## What the exercise asks
Check each line of the listing below for the string "JSON", and copy the ones that have it.

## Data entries
________________________

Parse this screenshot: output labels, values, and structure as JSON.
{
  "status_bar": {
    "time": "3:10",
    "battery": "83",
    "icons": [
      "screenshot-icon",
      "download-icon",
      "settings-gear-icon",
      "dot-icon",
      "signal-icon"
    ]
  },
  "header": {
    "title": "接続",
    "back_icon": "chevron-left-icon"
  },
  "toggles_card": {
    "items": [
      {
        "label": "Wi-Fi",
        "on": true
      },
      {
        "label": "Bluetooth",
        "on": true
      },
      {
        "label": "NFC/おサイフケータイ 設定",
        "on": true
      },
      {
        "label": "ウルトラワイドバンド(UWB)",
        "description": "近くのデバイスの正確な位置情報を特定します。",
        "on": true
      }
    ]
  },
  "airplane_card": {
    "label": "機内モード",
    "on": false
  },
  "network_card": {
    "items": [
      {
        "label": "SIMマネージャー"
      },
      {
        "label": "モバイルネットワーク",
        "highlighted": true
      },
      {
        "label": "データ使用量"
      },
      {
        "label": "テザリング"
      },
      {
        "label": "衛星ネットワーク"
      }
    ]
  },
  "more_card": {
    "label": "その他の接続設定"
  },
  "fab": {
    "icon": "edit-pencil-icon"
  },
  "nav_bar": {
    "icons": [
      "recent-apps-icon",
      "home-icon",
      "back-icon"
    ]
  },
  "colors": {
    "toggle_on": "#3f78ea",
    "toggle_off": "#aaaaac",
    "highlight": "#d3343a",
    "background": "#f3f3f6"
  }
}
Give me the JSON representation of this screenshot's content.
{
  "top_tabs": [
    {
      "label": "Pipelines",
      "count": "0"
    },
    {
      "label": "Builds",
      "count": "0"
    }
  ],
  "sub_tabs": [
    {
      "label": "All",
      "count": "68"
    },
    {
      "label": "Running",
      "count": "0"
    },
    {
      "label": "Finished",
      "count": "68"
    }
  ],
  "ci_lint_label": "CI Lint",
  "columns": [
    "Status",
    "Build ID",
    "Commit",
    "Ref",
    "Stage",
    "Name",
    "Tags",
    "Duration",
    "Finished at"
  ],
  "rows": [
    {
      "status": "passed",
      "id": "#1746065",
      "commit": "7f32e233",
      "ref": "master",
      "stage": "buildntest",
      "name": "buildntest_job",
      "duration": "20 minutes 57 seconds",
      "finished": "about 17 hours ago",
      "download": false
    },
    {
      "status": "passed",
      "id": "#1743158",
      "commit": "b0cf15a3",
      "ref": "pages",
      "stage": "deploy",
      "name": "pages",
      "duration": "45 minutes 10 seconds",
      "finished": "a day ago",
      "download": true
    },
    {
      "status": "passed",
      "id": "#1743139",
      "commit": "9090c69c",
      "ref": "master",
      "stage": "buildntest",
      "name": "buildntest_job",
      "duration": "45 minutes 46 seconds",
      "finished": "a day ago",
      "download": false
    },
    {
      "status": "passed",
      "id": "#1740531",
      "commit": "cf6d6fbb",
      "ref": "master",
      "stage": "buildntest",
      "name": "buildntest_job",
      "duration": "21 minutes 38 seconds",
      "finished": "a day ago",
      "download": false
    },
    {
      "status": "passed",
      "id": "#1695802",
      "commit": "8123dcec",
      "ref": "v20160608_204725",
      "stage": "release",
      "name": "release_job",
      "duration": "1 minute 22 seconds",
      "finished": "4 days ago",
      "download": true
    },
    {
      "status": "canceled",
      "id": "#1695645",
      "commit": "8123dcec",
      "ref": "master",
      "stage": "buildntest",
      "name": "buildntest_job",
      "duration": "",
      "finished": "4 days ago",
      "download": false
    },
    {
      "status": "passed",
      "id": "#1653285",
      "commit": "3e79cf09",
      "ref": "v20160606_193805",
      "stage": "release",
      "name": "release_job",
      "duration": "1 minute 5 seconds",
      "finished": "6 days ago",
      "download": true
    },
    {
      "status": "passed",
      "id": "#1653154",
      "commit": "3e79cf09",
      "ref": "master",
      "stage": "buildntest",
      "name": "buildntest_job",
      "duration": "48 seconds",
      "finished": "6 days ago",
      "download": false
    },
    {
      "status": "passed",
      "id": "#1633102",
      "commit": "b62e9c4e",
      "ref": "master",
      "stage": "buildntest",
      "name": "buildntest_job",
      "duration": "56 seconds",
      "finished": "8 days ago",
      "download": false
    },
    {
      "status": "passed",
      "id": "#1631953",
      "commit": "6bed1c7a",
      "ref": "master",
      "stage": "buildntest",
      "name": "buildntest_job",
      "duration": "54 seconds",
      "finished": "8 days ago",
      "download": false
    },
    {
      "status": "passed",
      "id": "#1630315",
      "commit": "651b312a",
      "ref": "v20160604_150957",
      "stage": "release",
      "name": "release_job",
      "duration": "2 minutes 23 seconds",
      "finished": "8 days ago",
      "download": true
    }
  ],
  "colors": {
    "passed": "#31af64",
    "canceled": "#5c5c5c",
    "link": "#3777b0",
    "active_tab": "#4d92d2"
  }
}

________________________

## Result of the task
Parse this screenshot: output labels, values, and structure as JSON.
Give me the JSON representation of this screenshot's content.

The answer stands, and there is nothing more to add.